The problem »
Write out the full listing again, exactly as it stands.

>> start

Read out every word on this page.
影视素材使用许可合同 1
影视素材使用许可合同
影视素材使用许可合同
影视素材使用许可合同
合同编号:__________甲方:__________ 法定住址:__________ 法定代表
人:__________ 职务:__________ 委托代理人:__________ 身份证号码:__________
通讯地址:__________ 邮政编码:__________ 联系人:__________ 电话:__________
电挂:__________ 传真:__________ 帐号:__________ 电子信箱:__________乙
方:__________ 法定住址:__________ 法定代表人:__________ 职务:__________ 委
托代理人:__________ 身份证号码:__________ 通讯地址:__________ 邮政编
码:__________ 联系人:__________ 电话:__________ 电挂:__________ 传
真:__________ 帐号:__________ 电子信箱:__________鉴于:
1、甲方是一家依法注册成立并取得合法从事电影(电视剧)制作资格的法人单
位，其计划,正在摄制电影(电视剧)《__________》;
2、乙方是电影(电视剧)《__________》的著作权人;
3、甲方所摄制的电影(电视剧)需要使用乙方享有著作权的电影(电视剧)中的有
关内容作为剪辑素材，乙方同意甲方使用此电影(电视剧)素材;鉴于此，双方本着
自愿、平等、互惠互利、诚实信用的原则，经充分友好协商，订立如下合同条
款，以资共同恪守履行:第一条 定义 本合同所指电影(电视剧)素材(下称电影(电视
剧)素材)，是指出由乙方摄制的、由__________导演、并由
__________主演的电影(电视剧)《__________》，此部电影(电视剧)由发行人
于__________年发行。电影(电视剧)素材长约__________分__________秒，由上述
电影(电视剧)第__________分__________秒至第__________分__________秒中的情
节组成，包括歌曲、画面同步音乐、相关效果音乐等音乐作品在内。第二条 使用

>> end

Result for this task »
Read out every word on this page.
影视素材使用许可合同 1
影视素材使用许可合同
影视素材使用许可合同
影视素材使用许可合同
合同编号:__________甲方:__________ 法定住址:__________ 法定代表
人:__________ 职务:__________ 委托代理人:__________ 身份证号码:__________
通讯地址:__________ 邮政编码:__________ 联系人:__________ 电话:__________
电挂:__________ 传真:__________ 帐号:__________ 电子信箱:__________乙
方:__________ 法定住址:__________ 法定代表人:__________ 职务:__________ 委
托代理人:__________ 身份证号码:__________ 通讯地址:__________ 邮政编
码:__________ 联系人:__________ 电话:__________ 电挂:__________ 传
真:__________ 帐号:__________ 电子信箱:__________鉴于:
1、甲方是一家依法注册成立并取得合法从事电影(电视剧)制作资格的法人单
位，其计划,正在摄制电影(电视剧)《__________》;
2、乙方是电影(电视剧)《__________》的著作权人;
3、甲方所摄制的电影(电视剧)需要使用乙方享有著作权的电影(电视剧)中的有
关内容作为剪辑素材，乙方同意甲方使用此电影(电视剧)素材;鉴于此，双方本着
自愿、平等、互惠互利、诚实信用的原则，经充分友好协商，订立如下合同条
款，以资共同恪守履行:第一条 定义 本合同所指电影(电视剧)素材(下称电影(电视
剧)素材)，是指出由乙方摄制的、由__________导演、并由
__________主演的电影(电视剧)《__________》，此部电影(电视剧)由发行人
于__________年发行。电影(电视剧)素材长约__________分__________秒，由上述
电影(电视剧)第__________分__________秒至第__________分__________秒中的情
节组成，包括歌曲、画面同步音乐、相关效果音乐等音乐作品在内。第二条 使用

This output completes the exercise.